• _What is expected_
Locate every line in the records below that holds the word "mobile" and return each one.

-- Start Material to process --

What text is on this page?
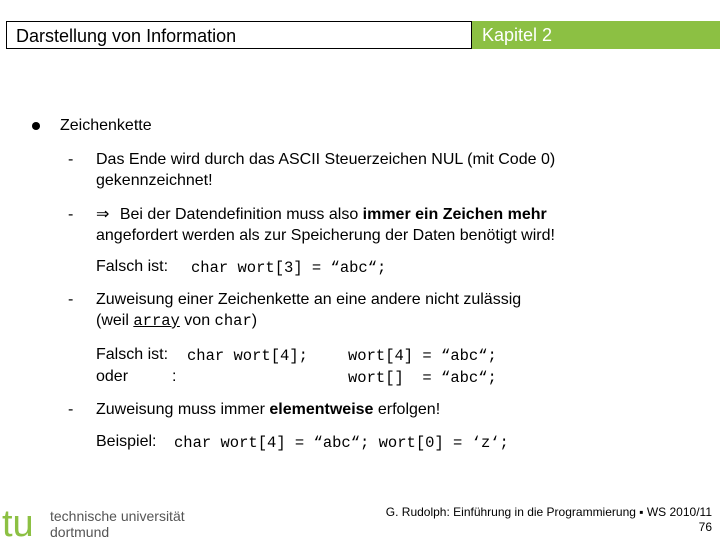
Darstellung von Information	Kapitel 2
Zeichenkette
- Das Ende wird durch das ASCII Steuerzeichen NUL (mit Code 0)
gekennzeichnet!
- ⇒ Bei der Datendefinition muss also immer ein Zeichen mehr
angefordert werden als zur Speicherung der Daten benötigt wird!
Falsch ist: char wort[3] = “abc“;
- Zuweisung einer Zeichenkette an eine andere nicht zulässig
(weil array von char)
Falsch ist: char wort[4];	wort[4] = “abc“;
oder	:	wort[]  = “abc“;
- Zuweisung muss immer elementweise erfolgen!
Beispiel: char wort[4] = “abc“; wort[0] = ‘z‘;
tu technische universität
dortmund
G. Rudolph: Einführung in die Programmierung ▪ WS 2010/11
76
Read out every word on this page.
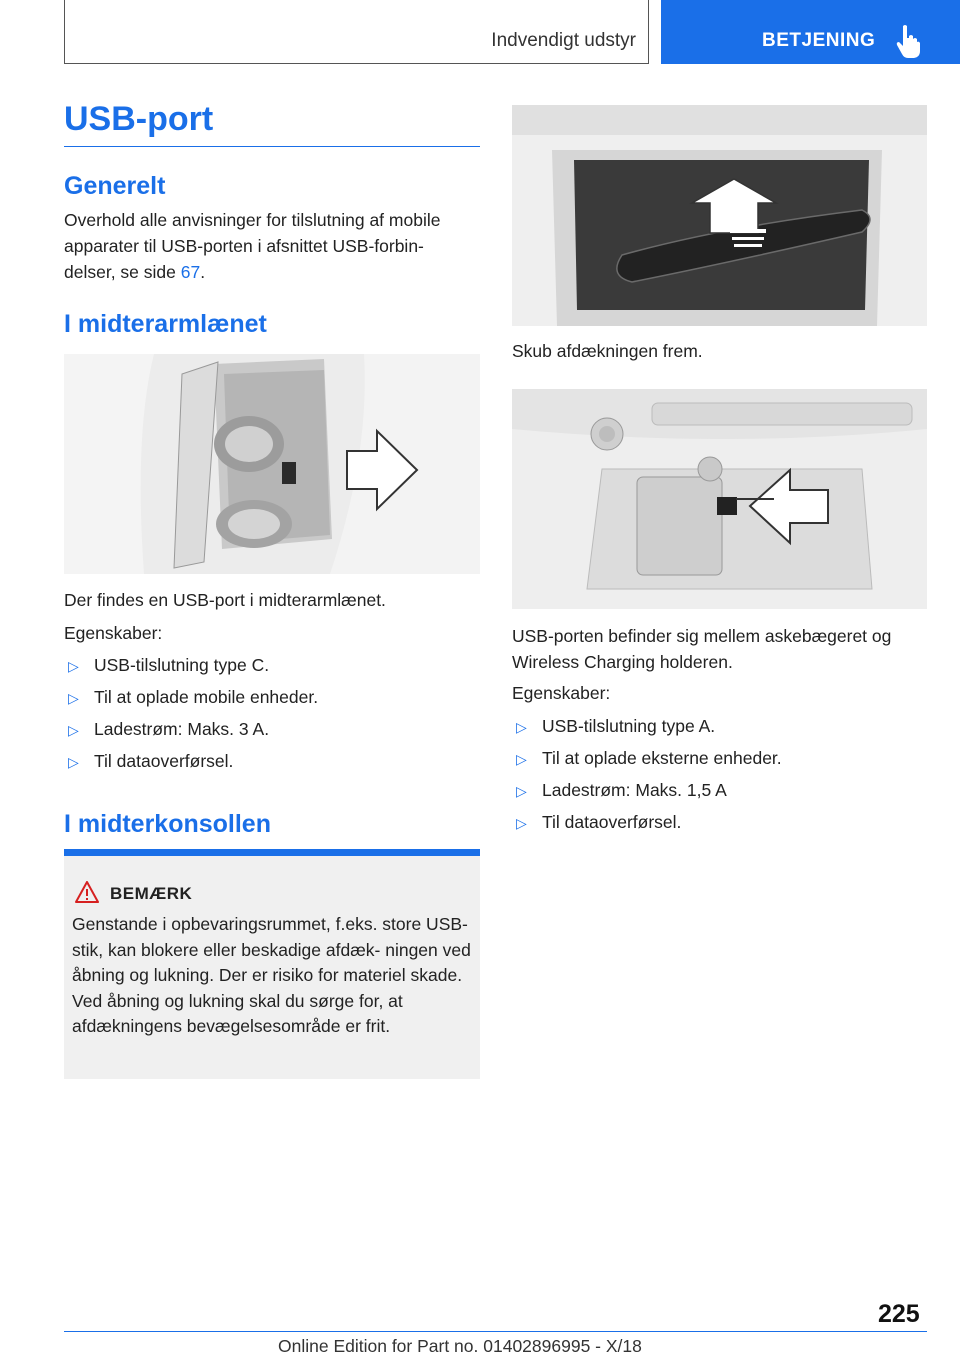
Indvendigt udstyr	BETJENING
USB-port
Generelt

Overhold alle anvisninger for tilslutning af mobile apparater til USB-porten i afsnittet USB-forbin‐ delser, se side 67.

I midterarmlænet

Der findes en USB-port i midterarmlænet.

Egenskaber:

▷ USB-tilslutning type C.
▷ Til at oplade mobile enheder.
▷ Ladestrøm: Maks. 3 A.
▷ Til dataoverførsel.
I midterkonsollen
BEMÆRK

Genstande i opbevaringsrummet, f.eks. store USB-stik, kan blokere eller beskadige afdæk‐ ningen ved åbning og lukning. Der er risiko for materiel skade. Ved åbning og lukning skal du sørge for, at afdækningens bevægelsesområde er frit.

Skub afdækningen frem.

USB-porten befinder sig mellem askebægeret og Wireless Charging holderen.

Egenskaber:

▷ USB-tilslutning type A.
▷ Til at oplade eksterne enheder.
▷ Ladestrøm: Maks. 1,5 A
▷ Til dataoverførsel.
225
Online Edition for Part no. 01402896995 - X/18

-- End Material to process --

• _Result of the task_
Overhold alle anvisninger for tilslutning af mobile apparater til USB-porten i afsnittet USB-forbin‐ delser, se side 67.
▷ Til at oplade mobile enheder.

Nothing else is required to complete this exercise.